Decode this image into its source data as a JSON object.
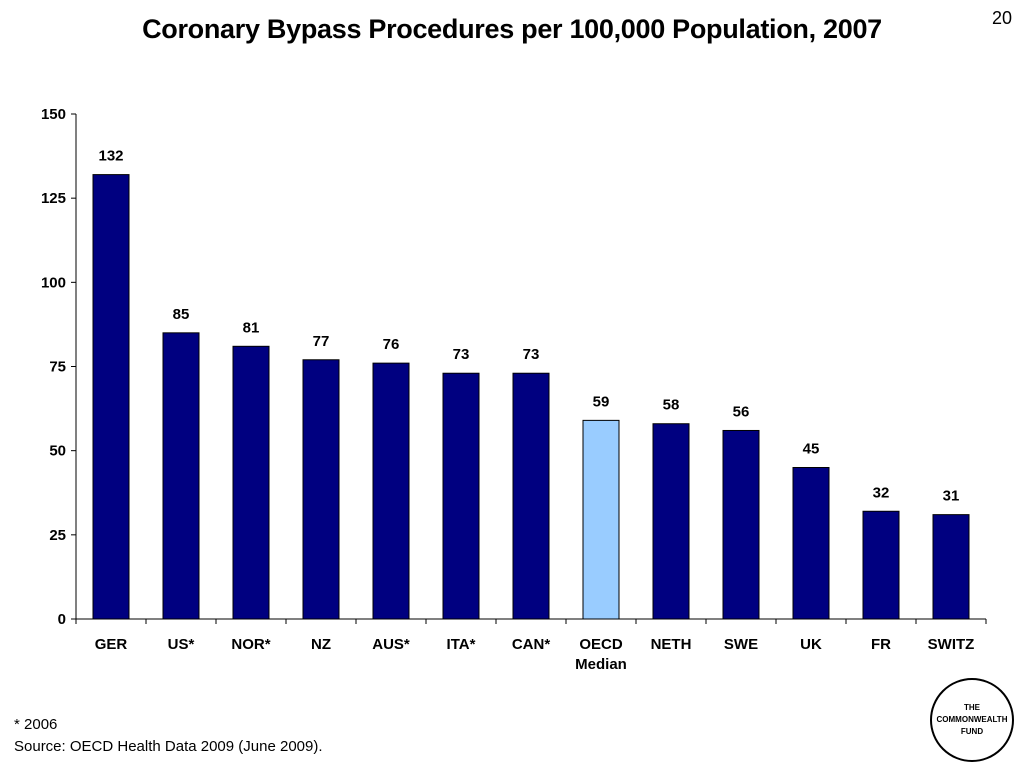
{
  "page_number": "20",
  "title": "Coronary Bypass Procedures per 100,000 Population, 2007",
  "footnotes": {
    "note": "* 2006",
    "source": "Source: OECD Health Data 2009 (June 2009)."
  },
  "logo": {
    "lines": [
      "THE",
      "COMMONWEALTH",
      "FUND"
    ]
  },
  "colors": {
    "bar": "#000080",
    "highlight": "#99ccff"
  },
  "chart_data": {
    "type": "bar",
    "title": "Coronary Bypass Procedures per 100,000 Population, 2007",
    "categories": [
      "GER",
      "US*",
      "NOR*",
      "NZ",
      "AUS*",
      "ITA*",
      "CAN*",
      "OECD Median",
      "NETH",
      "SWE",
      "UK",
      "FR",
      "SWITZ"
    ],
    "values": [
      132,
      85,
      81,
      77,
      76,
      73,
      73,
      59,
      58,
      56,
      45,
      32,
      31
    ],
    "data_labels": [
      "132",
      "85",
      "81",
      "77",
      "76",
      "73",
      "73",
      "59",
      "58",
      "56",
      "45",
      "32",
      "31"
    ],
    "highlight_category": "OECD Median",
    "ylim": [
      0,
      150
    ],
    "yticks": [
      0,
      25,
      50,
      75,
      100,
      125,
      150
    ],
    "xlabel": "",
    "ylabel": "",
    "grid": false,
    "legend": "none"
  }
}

================================

Consider the entries above and return each line with the string "Median".

**Exercise response**.
      "OECD Median",
    "highlight_category": "OECD Median",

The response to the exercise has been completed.